┌──
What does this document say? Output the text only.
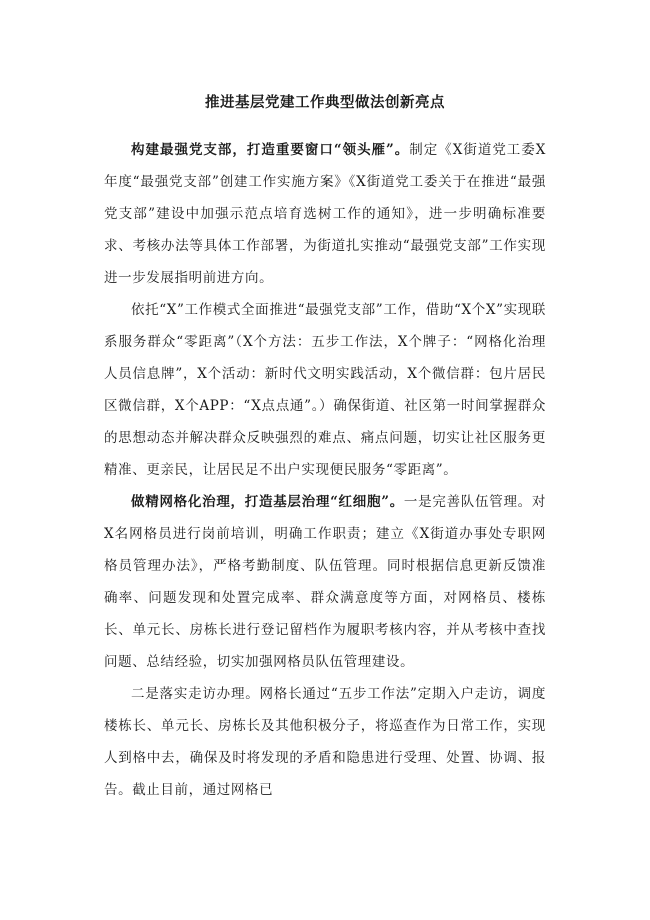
推进基层党建工作典型做法创新亮点

构建最强党支部，打造重要窗口“领头雁”。制定《X街道党工委X年度“最强党支部”创建工作实施方案》《X街道党工委关于在推进“最强党支部”建设中加强示范点培育选树工作的通知》，进一步明确标准要求、考核办法等具体工作部署，为街道扎实推动“最强党支部”工作实现进一步发展指明前进方向。

依托“X”工作模式全面推进“最强党支部”工作，借助“X个X”实现联系服务群众“零距离”（X个方法：五步工作法，X个牌子：“网格化治理人员信息牌”，X个活动：新时代文明实践活动，X个微信群：包片居民区微信群，X个APP：“X点点通”。）确保街道、社区第一时间掌握群众的思想动态并解决群众反映强烈的难点、痛点问题，切实让社区服务更精准、更亲民，让居民足不出户实现便民服务“零距离”。

做精网格化治理，打造基层治理“红细胞”。一是完善队伍管理。对X名网格员进行岗前培训，明确工作职责；建立《X街道办事处专职网格员管理办法》，严格考勤制度、队伍管理。同时根据信息更新反馈准确率、问题发现和处置完成率、群众满意度等方面，对网格员、楼栋长、单元长、房栋长进行登记留档作为履职考核内容，并从考核中查找问题、总结经验，切实加强网格员队伍管理建设。

二是落实走访办理。网格长通过“五步工作法”定期入户走访，调度楼栋长、单元长、房栋长及其他积极分子，将巡查作为日常工作，实现人到格中去，确保及时将发现的矛盾和隐患进行受理、处置、协调、报告。截止目前，通过网格已
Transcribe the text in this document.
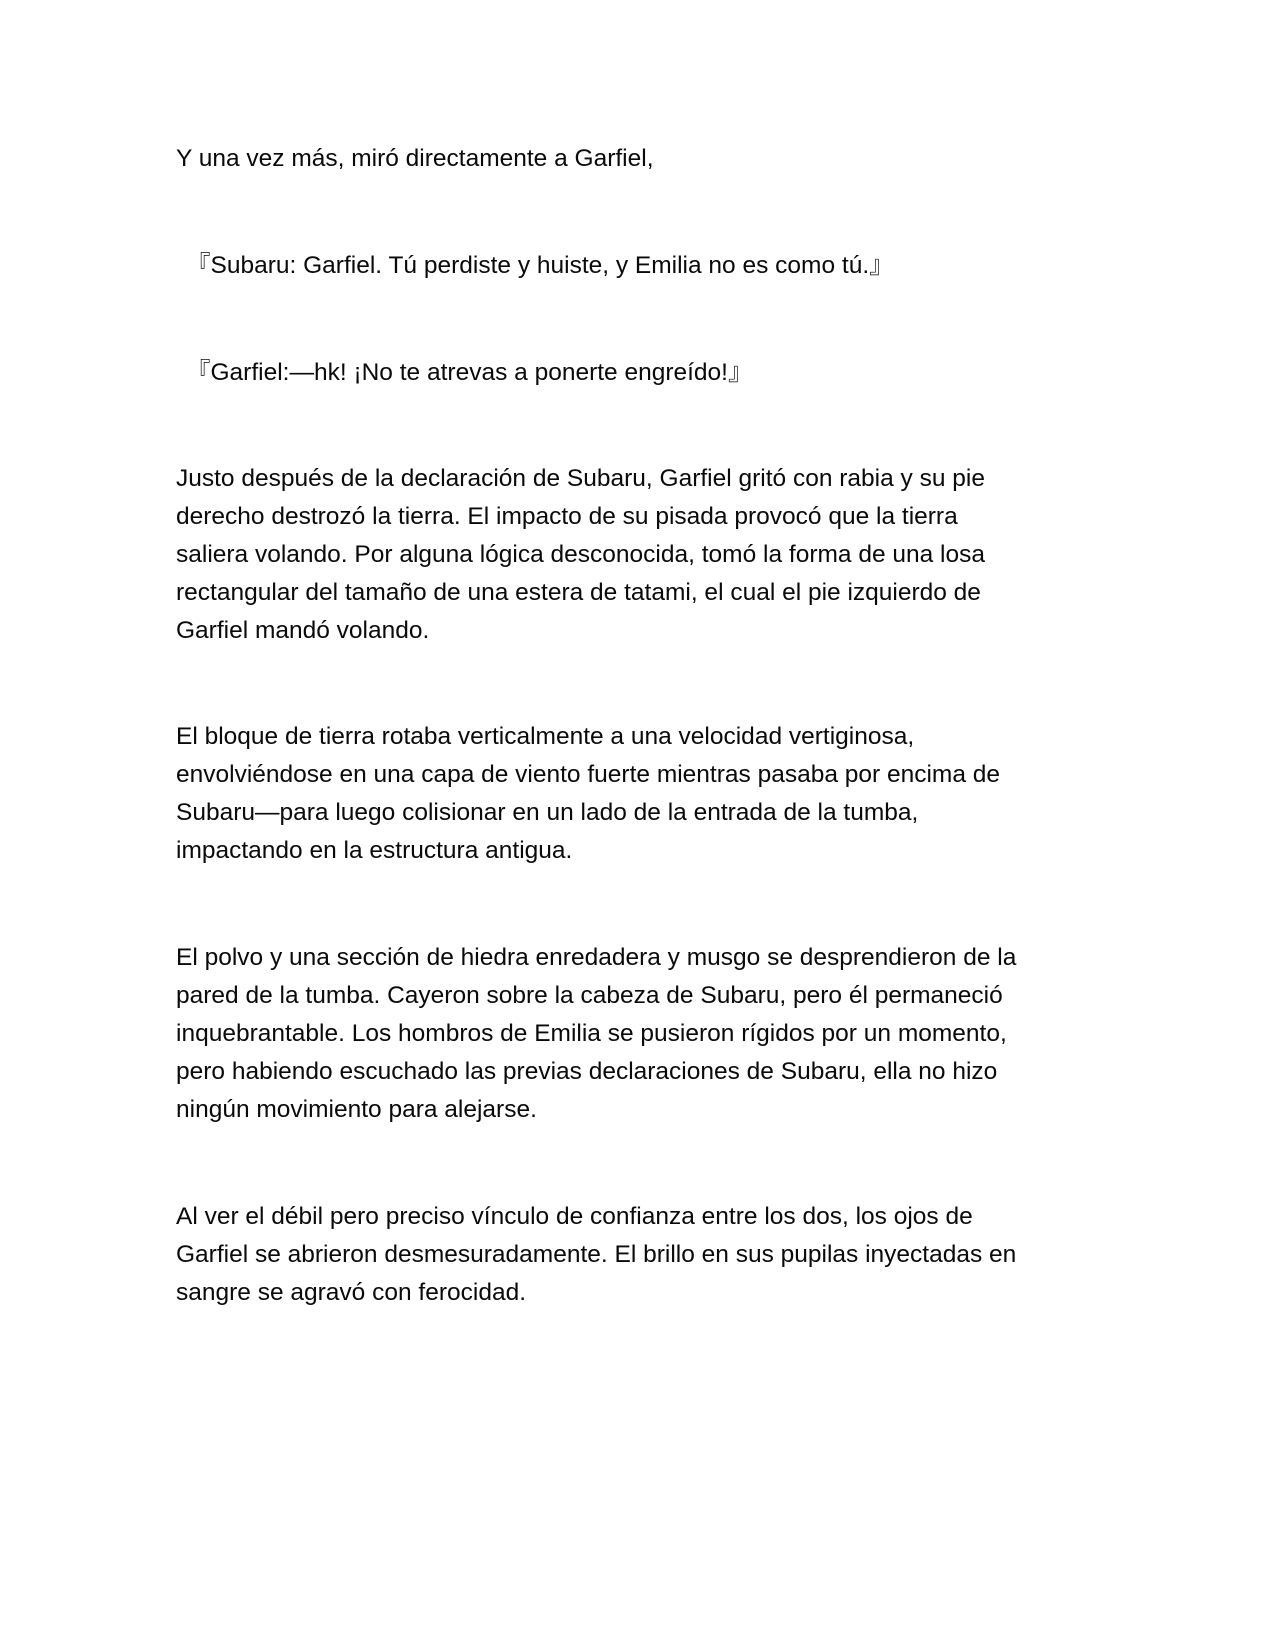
Y una vez más, miró directamente a Garfiel,

『Subaru: Garfiel. Tú perdiste y huiste, y Emilia no es como tú.』

『Garfiel:—hk! ¡No te atrevas a ponerte engreído!』

Justo después de la declaración de Subaru, Garfiel gritó con rabia y su pie
derecho destrozó la tierra. El impacto de su pisada provocó que la tierra
saliera volando. Por alguna lógica desconocida, tomó la forma de una losa
rectangular del tamaño de una estera de tatami, el cual el pie izquierdo de
Garfiel mandó volando.

El bloque de tierra rotaba verticalmente a una velocidad vertiginosa,
envolviéndose en una capa de viento fuerte mientras pasaba por encima de
Subaru—para luego colisionar en un lado de la entrada de la tumba,
impactando en la estructura antigua.

El polvo y una sección de hiedra enredadera y musgo se desprendieron de la
pared de la tumba. Cayeron sobre la cabeza de Subaru, pero él permaneció
inquebrantable. Los hombros de Emilia se pusieron rígidos por un momento,
pero habiendo escuchado las previas declaraciones de Subaru, ella no hizo
ningún movimiento para alejarse.

Al ver el débil pero preciso vínculo de confianza entre los dos, los ojos de
Garfiel se abrieron desmesuradamente. El brillo en sus pupilas inyectadas en
sangre se agravó con ferocidad.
└──
■ **Set task**:
Scan the material above. Copy each line where "text" occurs.

■ **Written answer**:
What does this document say? Output the text only.
Transcribe the text in this document.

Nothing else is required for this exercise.